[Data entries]
┄┄┄┄┄┄┄┄┄┄┄┄┄┄┄┄┄┄┄┄

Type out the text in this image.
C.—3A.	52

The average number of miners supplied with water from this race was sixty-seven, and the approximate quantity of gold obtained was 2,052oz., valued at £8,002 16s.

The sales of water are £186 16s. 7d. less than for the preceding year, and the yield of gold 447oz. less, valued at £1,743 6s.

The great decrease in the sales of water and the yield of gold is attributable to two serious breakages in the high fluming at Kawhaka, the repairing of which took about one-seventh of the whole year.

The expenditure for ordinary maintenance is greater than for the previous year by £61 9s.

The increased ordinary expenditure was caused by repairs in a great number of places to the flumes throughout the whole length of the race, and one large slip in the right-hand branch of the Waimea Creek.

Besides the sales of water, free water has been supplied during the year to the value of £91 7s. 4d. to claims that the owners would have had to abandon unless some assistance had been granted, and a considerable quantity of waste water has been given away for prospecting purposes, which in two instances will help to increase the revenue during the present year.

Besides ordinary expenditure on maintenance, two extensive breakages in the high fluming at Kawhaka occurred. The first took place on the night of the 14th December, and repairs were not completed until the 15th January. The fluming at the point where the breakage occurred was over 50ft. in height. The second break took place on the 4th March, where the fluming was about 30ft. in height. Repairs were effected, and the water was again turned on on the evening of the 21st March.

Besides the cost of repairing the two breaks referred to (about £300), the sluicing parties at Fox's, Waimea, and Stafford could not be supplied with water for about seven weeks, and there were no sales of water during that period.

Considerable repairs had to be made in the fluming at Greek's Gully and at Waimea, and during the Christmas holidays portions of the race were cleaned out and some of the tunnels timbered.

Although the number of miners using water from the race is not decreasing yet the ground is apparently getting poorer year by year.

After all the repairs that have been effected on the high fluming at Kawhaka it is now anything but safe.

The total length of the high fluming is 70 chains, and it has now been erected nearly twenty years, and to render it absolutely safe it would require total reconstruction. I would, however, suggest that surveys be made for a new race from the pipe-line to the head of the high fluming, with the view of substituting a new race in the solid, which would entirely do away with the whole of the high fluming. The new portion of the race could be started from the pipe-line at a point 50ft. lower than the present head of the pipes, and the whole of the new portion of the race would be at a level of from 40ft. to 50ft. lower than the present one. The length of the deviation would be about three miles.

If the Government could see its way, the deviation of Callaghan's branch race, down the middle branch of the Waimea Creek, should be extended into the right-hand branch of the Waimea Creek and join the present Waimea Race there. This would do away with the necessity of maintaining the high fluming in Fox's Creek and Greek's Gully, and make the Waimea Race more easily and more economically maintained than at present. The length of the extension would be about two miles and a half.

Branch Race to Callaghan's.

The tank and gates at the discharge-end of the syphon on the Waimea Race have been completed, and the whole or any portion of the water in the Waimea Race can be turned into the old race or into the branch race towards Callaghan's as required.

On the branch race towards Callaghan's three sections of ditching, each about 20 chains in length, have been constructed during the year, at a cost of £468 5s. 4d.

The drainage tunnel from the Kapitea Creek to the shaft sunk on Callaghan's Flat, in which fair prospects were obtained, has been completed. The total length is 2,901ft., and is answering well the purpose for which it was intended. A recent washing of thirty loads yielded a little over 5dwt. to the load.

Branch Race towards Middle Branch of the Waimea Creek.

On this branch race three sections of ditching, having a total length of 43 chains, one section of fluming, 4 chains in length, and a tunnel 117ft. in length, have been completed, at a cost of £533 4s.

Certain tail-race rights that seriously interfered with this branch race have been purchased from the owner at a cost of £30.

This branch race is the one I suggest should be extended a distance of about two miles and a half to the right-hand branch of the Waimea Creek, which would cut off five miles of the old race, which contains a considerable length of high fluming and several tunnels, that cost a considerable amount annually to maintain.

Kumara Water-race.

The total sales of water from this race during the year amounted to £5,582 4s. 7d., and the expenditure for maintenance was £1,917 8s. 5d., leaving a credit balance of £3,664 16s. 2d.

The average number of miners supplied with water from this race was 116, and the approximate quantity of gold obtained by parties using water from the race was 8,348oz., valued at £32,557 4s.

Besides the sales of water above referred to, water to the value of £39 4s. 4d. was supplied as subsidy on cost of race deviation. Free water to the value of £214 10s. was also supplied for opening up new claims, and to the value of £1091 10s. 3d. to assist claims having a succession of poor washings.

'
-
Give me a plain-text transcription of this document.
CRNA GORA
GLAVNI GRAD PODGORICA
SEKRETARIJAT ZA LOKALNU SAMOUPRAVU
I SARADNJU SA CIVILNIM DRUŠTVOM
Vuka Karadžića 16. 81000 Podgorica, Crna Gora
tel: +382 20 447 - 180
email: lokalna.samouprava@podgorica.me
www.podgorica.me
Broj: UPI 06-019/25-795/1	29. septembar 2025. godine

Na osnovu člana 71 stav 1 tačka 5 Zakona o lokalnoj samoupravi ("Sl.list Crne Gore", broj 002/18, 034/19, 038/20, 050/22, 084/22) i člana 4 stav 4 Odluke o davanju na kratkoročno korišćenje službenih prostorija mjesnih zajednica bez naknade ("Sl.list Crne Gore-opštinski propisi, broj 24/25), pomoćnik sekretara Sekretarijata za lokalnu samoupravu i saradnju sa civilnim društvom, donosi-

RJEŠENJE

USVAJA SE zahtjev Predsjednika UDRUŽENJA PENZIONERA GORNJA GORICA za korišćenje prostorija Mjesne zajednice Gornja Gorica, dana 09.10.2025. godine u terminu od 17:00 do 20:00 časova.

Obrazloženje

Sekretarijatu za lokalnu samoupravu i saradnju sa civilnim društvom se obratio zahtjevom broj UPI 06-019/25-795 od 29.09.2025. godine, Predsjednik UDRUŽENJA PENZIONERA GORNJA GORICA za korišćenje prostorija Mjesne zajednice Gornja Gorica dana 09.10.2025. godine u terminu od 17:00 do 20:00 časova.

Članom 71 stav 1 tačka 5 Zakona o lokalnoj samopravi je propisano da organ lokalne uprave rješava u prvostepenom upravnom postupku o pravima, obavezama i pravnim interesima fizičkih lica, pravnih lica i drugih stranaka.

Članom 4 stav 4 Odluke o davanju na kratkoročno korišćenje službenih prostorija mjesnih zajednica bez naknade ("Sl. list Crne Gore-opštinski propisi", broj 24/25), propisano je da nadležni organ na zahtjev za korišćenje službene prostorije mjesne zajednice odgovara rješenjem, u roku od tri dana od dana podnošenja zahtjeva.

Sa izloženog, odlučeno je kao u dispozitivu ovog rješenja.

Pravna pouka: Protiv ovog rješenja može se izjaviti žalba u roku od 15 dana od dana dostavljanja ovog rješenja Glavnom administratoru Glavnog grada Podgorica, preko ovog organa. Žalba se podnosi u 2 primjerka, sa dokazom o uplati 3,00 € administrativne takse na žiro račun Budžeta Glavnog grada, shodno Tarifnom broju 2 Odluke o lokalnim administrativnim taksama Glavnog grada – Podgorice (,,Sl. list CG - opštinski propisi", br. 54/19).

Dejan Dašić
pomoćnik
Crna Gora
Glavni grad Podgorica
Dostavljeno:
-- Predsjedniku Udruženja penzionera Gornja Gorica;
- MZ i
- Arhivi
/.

┄┄┄┄┄┄┄┄┄┄┄┄┄┄┄┄┄┄┄┄

Scan the listing above and copy all lines containing the word "using".

Although the number of miners using water from the race is not decreasing yet the ground is apparently getting poorer year by year.
The average number of miners supplied with water from this race was 116, and the approximate quantity of gold obtained by parties using water from the race was 8,348oz., valued at £32,557 4s.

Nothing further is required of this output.